**TO DO**
Find how many lines contain the word "thereof" and state that number alone.

**RECORDS PROVIDED**
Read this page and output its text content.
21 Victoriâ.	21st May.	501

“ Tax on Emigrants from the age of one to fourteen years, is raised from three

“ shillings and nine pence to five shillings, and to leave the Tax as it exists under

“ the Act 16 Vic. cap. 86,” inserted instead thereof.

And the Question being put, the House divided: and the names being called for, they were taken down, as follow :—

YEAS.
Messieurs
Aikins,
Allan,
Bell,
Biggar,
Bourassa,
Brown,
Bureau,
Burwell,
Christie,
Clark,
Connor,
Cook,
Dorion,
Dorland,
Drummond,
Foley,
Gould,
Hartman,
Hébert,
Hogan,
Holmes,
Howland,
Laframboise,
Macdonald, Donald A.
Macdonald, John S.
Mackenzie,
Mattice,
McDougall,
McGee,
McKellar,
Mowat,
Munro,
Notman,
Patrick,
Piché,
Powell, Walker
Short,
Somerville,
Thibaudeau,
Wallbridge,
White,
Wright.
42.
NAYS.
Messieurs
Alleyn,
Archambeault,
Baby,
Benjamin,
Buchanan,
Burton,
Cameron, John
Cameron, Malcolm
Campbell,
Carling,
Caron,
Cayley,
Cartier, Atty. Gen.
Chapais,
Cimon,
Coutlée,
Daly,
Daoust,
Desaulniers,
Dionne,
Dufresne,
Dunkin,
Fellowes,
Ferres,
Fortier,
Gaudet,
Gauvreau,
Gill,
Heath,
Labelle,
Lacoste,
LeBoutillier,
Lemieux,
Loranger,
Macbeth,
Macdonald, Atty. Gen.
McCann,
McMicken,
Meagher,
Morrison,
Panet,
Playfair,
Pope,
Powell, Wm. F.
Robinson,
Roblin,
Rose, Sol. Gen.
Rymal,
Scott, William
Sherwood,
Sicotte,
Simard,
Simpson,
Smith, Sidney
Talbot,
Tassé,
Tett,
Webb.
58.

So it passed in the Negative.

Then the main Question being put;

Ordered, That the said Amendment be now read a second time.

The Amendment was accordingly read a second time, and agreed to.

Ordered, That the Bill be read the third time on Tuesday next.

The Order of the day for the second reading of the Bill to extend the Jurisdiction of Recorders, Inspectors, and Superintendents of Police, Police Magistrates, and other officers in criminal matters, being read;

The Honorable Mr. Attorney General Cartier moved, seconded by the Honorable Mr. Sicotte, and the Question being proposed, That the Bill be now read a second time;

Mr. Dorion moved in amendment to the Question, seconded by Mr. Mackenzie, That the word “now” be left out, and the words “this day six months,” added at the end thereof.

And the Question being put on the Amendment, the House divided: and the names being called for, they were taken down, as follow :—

**FINAL RESULT**
2